- _Exercise task_
Output an exact reproduction of the data.

= = = = = = =

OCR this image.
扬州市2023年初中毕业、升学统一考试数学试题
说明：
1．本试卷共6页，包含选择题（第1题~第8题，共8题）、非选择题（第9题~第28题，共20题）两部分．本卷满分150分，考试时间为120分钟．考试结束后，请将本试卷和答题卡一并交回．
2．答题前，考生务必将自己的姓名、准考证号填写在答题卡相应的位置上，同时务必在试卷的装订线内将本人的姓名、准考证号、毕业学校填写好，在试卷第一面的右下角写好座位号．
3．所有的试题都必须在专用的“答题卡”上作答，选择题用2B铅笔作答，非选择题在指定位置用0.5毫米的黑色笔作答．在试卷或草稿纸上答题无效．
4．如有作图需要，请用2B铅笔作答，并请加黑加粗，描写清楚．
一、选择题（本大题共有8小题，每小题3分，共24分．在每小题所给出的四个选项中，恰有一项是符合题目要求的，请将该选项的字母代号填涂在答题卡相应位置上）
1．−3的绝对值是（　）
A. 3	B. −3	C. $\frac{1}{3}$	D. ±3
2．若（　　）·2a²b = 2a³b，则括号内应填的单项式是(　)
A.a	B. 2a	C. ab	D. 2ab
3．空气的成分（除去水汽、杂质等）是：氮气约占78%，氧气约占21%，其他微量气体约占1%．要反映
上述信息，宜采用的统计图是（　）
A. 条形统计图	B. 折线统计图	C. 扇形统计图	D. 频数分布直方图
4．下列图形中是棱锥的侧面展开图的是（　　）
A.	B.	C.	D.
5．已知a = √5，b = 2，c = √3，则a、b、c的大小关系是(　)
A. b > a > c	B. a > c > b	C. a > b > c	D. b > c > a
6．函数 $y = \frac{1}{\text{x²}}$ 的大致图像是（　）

= = = = = = =

- _Worked answer_
OCR this image.
扬州市2023年初中毕业、升学统一考试数学试题
说明：
1．本试卷共6页，包含选择题（第1题~第8题，共8题）、非选择题（第9题~第28题，共20题）两部分．本卷满分150分，考试时间为120分钟．考试结束后，请将本试卷和答题卡一并交回．
2．答题前，考生务必将自己的姓名、准考证号填写在答题卡相应的位置上，同时务必在试卷的装订线内将本人的姓名、准考证号、毕业学校填写好，在试卷第一面的右下角写好座位号．
3．所有的试题都必须在专用的“答题卡”上作答，选择题用2B铅笔作答，非选择题在指定位置用0.5毫米的黑色笔作答．在试卷或草稿纸上答题无效．
4．如有作图需要，请用2B铅笔作答，并请加黑加粗，描写清楚．
一、选择题（本大题共有8小题，每小题3分，共24分．在每小题所给出的四个选项中，恰有一项是符合题目要求的，请将该选项的字母代号填涂在答题卡相应位置上）
1．−3的绝对值是（　）
A. 3	B. −3	C. $\frac{1}{3}$	D. ±3
2．若（　　）·2a²b = 2a³b，则括号内应填的单项式是(　)
A.a	B. 2a	C. ab	D. 2ab
3．空气的成分（除去水汽、杂质等）是：氮气约占78%，氧气约占21%，其他微量气体约占1%．要反映
上述信息，宜采用的统计图是（　）
A. 条形统计图	B. 折线统计图	C. 扇形统计图	D. 频数分布直方图
4．下列图形中是棱锥的侧面展开图的是（　　）
A.	B.	C.	D.
5．已知a = √5，b = 2，c = √3，则a、b、c的大小关系是(　)
A. b > a > c	B. a > c > b	C. a > b > c	D. b > c > a
6．函数 $y = \frac{1}{\text{x²}}$ 的大致图像是（　）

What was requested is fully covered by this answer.